Exercise requirements.
Collect every line below that contains the word "bsky".

>> Begin

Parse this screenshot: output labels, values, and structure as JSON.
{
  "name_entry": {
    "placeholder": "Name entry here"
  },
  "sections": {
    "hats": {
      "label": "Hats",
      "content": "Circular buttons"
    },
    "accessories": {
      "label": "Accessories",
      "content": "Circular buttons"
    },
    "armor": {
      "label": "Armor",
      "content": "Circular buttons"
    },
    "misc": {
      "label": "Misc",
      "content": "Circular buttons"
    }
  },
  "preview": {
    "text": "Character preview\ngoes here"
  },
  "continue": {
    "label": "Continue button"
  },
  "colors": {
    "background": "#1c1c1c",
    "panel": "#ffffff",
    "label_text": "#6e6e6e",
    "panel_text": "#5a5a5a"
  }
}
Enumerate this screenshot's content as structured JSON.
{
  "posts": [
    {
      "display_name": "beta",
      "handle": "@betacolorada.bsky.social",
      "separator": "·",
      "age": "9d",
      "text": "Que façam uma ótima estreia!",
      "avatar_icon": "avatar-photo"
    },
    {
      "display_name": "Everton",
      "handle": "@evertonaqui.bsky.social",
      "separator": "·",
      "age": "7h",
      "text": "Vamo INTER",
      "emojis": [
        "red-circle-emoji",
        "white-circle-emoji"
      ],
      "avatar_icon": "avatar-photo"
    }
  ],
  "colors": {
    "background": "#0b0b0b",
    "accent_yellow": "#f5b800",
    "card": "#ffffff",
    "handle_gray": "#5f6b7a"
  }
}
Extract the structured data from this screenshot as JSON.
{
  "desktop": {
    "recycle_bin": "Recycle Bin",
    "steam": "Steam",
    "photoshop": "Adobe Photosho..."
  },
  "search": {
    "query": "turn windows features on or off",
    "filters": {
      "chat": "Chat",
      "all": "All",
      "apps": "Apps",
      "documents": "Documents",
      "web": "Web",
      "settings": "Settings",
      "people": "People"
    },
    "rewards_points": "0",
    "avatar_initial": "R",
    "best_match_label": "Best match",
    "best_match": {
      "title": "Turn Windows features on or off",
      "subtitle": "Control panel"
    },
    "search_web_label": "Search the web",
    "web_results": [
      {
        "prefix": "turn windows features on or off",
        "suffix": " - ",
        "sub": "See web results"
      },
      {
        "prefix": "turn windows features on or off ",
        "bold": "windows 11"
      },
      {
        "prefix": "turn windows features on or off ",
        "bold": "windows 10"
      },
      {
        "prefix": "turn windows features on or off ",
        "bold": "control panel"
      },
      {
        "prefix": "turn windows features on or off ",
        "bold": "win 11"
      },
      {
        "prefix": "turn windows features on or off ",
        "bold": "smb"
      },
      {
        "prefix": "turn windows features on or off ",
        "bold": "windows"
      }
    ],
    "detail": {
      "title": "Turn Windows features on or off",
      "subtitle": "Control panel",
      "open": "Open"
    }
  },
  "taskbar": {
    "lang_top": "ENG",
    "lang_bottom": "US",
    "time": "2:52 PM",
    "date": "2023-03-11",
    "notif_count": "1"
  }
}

>> End

Task output.
      "handle": "@betacolorada.bsky.social",
      "handle": "@evertonaqui.bsky.social",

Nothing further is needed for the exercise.